#### ROWS

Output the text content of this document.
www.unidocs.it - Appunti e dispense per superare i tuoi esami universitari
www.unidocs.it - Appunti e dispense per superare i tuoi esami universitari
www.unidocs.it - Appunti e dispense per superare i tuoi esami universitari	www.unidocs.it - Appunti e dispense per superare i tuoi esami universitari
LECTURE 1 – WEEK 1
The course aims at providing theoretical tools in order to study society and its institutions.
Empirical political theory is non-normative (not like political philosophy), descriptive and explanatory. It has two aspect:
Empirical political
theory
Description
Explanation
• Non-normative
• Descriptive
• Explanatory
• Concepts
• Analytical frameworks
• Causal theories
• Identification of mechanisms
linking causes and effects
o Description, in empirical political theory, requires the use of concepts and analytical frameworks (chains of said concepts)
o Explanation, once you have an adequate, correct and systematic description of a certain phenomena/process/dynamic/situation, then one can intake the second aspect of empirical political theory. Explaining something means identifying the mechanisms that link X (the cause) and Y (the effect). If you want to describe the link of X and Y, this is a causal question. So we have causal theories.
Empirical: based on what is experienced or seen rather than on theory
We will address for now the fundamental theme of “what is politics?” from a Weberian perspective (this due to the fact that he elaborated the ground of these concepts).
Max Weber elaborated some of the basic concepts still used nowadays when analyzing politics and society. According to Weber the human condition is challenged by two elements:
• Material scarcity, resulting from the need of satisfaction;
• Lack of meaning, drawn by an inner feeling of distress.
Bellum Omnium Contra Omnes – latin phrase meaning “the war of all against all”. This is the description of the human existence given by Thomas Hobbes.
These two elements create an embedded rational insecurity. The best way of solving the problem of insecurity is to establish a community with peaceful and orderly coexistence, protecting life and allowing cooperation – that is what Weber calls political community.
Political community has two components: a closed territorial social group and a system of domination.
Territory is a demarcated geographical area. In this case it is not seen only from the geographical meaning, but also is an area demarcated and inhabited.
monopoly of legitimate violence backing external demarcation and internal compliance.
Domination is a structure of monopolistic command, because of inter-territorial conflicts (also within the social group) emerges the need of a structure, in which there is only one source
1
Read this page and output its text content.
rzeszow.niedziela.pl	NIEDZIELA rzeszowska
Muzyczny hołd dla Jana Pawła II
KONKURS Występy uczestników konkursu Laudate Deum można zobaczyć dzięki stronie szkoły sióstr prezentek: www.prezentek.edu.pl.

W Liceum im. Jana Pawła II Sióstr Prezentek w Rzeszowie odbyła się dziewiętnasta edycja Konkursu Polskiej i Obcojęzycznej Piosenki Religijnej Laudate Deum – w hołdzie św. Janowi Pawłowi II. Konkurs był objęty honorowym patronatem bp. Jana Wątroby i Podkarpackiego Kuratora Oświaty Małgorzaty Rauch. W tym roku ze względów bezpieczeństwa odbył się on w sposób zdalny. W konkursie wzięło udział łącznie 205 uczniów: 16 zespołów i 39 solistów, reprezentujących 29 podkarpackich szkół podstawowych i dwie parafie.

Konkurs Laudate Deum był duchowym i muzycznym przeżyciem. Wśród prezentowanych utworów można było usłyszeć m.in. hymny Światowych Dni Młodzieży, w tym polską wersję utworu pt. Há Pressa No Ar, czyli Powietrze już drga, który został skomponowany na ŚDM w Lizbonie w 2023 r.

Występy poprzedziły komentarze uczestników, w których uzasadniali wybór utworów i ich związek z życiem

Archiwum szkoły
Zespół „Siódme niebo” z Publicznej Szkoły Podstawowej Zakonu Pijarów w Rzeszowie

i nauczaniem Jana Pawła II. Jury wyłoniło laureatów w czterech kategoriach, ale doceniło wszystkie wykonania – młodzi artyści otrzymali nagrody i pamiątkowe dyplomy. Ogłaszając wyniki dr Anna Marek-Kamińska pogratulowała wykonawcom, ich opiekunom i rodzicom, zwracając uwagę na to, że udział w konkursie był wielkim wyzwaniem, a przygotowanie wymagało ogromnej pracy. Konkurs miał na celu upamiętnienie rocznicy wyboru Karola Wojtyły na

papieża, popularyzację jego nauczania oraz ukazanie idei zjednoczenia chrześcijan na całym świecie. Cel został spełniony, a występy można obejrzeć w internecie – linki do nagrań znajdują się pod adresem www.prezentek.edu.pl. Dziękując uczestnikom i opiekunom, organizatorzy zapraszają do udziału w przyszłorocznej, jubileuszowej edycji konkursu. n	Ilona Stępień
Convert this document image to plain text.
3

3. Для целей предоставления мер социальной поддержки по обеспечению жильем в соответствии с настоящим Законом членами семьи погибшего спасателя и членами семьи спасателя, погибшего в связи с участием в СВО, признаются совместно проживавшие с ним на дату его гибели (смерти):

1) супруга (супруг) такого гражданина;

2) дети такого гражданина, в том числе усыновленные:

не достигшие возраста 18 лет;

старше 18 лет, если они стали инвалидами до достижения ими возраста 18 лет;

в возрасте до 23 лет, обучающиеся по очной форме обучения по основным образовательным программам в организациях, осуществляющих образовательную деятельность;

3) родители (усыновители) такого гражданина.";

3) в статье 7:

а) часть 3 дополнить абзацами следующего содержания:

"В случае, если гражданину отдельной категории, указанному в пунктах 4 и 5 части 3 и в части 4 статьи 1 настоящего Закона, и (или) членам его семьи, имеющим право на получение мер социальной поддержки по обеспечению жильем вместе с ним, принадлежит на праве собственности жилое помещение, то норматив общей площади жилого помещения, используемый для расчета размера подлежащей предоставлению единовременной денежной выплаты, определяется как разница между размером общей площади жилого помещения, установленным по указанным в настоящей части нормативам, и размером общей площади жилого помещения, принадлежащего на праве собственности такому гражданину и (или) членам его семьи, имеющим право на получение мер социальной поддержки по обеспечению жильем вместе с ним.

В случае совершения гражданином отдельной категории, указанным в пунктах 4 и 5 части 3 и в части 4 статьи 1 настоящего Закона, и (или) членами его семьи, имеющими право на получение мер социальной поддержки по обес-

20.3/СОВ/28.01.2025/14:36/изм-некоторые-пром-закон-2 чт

########

Lines that hold the word "uczestników" are the ones to return, every one of them.

KONKURS Występy uczestników konkursu Laudate Deum można zobaczyć dzięki stronie szkoły sióstr prezentek: www.prezentek.edu.pl.
Występy poprzedziły komentarze uczestników, w których uzasadniali wybór utworów i ich związek z życiem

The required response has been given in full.